── Task inputs

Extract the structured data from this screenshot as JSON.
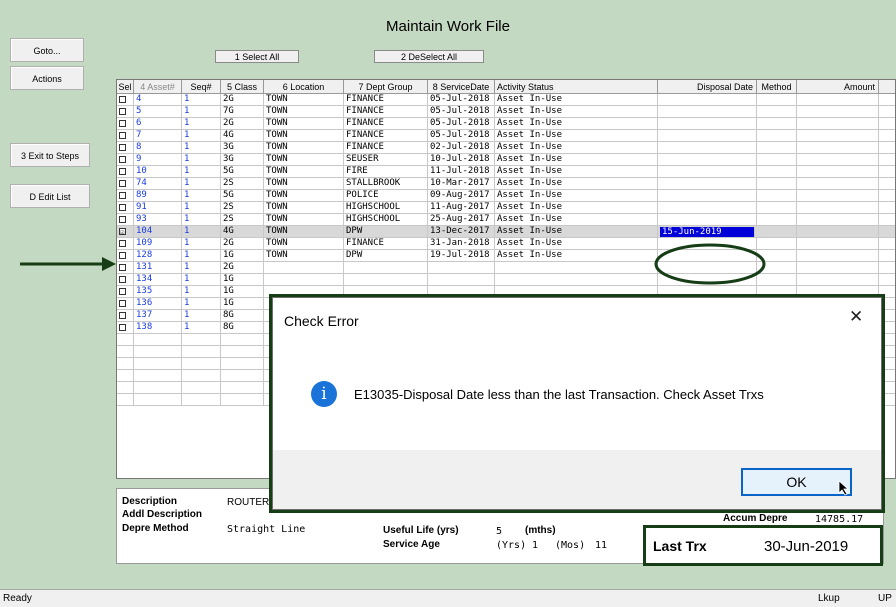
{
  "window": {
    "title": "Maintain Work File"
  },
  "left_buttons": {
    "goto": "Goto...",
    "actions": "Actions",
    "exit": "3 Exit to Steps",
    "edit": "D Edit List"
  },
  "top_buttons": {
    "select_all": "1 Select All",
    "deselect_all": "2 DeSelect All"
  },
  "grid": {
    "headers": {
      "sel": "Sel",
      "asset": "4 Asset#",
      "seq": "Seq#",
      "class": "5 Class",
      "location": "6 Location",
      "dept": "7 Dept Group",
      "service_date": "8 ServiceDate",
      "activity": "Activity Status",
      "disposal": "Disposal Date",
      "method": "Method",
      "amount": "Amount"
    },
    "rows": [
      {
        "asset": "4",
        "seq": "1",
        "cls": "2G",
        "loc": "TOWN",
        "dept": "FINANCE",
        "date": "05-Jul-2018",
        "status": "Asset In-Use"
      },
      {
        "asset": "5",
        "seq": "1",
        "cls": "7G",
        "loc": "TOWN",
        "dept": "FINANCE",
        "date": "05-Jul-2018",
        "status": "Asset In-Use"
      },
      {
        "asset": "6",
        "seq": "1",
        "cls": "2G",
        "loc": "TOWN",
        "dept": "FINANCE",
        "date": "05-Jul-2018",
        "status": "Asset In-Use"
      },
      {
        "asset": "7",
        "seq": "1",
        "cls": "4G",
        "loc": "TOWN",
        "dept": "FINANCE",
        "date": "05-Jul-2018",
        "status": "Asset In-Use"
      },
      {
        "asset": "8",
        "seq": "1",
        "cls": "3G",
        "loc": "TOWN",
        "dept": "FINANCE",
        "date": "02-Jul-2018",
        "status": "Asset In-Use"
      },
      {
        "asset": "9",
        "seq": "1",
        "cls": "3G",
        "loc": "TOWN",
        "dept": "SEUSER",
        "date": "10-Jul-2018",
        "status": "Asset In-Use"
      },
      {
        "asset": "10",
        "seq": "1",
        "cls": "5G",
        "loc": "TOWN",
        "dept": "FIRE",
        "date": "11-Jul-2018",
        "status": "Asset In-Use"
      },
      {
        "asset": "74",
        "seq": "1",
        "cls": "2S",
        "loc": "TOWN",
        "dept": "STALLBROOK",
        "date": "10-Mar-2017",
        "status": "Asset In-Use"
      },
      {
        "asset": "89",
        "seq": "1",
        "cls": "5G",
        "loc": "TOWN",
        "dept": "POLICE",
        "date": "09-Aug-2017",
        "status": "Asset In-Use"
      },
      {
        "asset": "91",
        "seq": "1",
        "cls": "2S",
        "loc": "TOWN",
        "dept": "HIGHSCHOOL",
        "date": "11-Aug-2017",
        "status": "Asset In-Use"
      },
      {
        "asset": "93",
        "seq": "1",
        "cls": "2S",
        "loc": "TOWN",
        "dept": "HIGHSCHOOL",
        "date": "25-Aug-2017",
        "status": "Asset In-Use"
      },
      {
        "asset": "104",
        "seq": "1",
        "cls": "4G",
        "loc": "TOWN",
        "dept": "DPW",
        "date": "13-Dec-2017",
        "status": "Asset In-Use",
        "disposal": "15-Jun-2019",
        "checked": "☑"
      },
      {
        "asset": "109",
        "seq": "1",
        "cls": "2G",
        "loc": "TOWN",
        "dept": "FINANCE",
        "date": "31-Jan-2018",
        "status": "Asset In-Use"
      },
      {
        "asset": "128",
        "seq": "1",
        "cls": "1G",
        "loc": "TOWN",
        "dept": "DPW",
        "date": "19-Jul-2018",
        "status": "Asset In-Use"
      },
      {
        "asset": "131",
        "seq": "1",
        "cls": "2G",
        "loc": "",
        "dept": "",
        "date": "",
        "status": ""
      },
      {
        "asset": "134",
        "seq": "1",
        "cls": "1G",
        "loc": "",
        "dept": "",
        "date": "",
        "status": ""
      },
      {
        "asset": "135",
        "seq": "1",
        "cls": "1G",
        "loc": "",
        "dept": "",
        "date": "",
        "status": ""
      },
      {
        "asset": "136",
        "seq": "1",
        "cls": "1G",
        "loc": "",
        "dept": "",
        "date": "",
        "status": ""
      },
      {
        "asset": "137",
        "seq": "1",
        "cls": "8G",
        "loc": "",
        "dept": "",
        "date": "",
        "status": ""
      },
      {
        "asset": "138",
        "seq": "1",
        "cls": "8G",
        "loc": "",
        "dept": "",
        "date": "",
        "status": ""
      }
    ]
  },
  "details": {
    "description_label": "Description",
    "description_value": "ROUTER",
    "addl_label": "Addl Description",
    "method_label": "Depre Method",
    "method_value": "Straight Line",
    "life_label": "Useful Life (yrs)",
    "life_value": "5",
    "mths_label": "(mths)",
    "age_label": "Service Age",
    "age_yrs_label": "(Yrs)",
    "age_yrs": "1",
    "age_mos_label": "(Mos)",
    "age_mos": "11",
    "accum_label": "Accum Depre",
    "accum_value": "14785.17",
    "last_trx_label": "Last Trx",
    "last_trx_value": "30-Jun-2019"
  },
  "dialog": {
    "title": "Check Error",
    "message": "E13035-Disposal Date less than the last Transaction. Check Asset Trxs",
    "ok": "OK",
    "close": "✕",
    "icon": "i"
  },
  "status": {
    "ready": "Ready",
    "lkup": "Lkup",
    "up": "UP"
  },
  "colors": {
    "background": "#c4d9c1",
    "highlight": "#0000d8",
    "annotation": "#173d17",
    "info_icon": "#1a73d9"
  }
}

────

Aim:
Transcribe every line from the records above without alteration, and leave out the images.

Result for this task:
Extract the structured data from this screenshot as JSON.
{
  "window": {
    "title": "Maintain Work File"
  },
  "left_buttons": {
    "goto": "Goto...",
    "actions": "Actions",
    "exit": "3 Exit to Steps",
    "edit": "D Edit List"
  },
  "top_buttons": {
    "select_all": "1 Select All",
    "deselect_all": "2 DeSelect All"
  },
  "grid": {
    "headers": {
      "sel": "Sel",
      "asset": "4 Asset#",
      "seq": "Seq#",
      "class": "5 Class",
      "location": "6 Location",
      "dept": "7 Dept Group",
      "service_date": "8 ServiceDate",
      "activity": "Activity Status",
      "disposal": "Disposal Date",
      "method": "Method",
      "amount": "Amount"
    },
    "rows": [
      {
        "asset": "4",
        "seq": "1",
        "cls": "2G",
        "loc": "TOWN",
        "dept": "FINANCE",
        "date": "05-Jul-2018",
        "status": "Asset In-Use"
      },
      {
        "asset": "5",
        "seq": "1",
        "cls": "7G",
        "loc": "TOWN",
        "dept": "FINANCE",
        "date": "05-Jul-2018",
        "status": "Asset In-Use"
      },
      {
        "asset": "6",
        "seq": "1",
        "cls": "2G",
        "loc": "TOWN",
        "dept": "FINANCE",
        "date": "05-Jul-2018",
        "status": "Asset In-Use"
      },
      {
        "asset": "7",
        "seq": "1",
        "cls": "4G",
        "loc": "TOWN",
        "dept": "FINANCE",
        "date": "05-Jul-2018",
        "status": "Asset In-Use"
      },
      {
        "asset": "8",
        "seq": "1",
        "cls": "3G",
        "loc": "TOWN",
        "dept": "FINANCE",
        "date": "02-Jul-2018",
        "status": "Asset In-Use"
      },
      {
        "asset": "9",
        "seq": "1",
        "cls": "3G",
        "loc": "TOWN",
        "dept": "SEUSER",
        "date": "10-Jul-2018",
        "status": "Asset In-Use"
      },
      {
        "asset": "10",
        "seq": "1",
        "cls": "5G",
        "loc": "TOWN",
        "dept": "FIRE",
        "date": "11-Jul-2018",
        "status": "Asset In-Use"
      },
      {
        "asset": "74",
        "seq": "1",
        "cls": "2S",
        "loc": "TOWN",
        "dept": "STALLBROOK",
        "date": "10-Mar-2017",
        "status": "Asset In-Use"
      },
      {
        "asset": "89",
        "seq": "1",
        "cls": "5G",
        "loc": "TOWN",
        "dept": "POLICE",
        "date": "09-Aug-2017",
        "status": "Asset In-Use"
      },
      {
        "asset": "91",
        "seq": "1",
        "cls": "2S",
        "loc": "TOWN",
        "dept": "HIGHSCHOOL",
        "date": "11-Aug-2017",
        "status": "Asset In-Use"
      },
      {
        "asset": "93",
        "seq": "1",
        "cls": "2S",
        "loc": "TOWN",
        "dept": "HIGHSCHOOL",
        "date": "25-Aug-2017",
        "status": "Asset In-Use"
      },
      {
        "asset": "104",
        "seq": "1",
        "cls": "4G",
        "loc": "TOWN",
        "dept": "DPW",
        "date": "13-Dec-2017",
        "status": "Asset In-Use",
        "disposal": "15-Jun-2019",
        "checked": "☑"
      },
      {
        "asset": "109",
        "seq": "1",
        "cls": "2G",
        "loc": "TOWN",
        "dept": "FINANCE",
        "date": "31-Jan-2018",
        "status": "Asset In-Use"
      },
      {
        "asset": "128",
        "seq": "1",
        "cls": "1G",
        "loc": "TOWN",
        "dept": "DPW",
        "date": "19-Jul-2018",
        "status": "Asset In-Use"
      },
      {
        "asset": "131",
        "seq": "1",
        "cls": "2G",
        "loc": "",
        "dept": "",
        "date": "",
        "status": ""
      },
      {
        "asset": "134",
        "seq": "1",
        "cls": "1G",
        "loc": "",
        "dept": "",
        "date": "",
        "status": ""
      },
      {
        "asset": "135",
        "seq": "1",
        "cls": "1G",
        "loc": "",
        "dept": "",
        "date": "",
        "status": ""
      },
      {
        "asset": "136",
        "seq": "1",
        "cls": "1G",
        "loc": "",
        "dept": "",
        "date": "",
        "status": ""
      },
      {
        "asset": "137",
        "seq": "1",
        "cls": "8G",
        "loc": "",
        "dept": "",
        "date": "",
        "status": ""
      },
      {
        "asset": "138",
        "seq": "1",
        "cls": "8G",
        "loc": "",
        "dept": "",
        "date": "",
        "status": ""
      }
    ]
  },
  "details": {
    "description_label": "Description",
    "description_value": "ROUTER",
    "addl_label": "Addl Description",
    "method_label": "Depre Method",
    "method_value": "Straight Line",
    "life_label": "Useful Life (yrs)",
    "life_value": "5",
    "mths_label": "(mths)",
    "age_label": "Service Age",
    "age_yrs_label": "(Yrs)",
    "age_yrs": "1",
    "age_mos_label": "(Mos)",
    "age_mos": "11",
    "accum_label": "Accum Depre",
    "accum_value": "14785.17",
    "last_trx_label": "Last Trx",
    "last_trx_value": "30-Jun-2019"
  },
  "dialog": {
    "title": "Check Error",
    "message": "E13035-Disposal Date less than the last Transaction. Check Asset Trxs",
    "ok": "OK",
    "close": "✕",
    "icon": "i"
  },
  "status": {
    "ready": "Ready",
    "lkup": "Lkup",
    "up": "UP"
  },
  "colors": {
    "background": "#c4d9c1",
    "highlight": "#0000d8",
    "annotation": "#173d17",
    "info_icon": "#1a73d9"
  }
}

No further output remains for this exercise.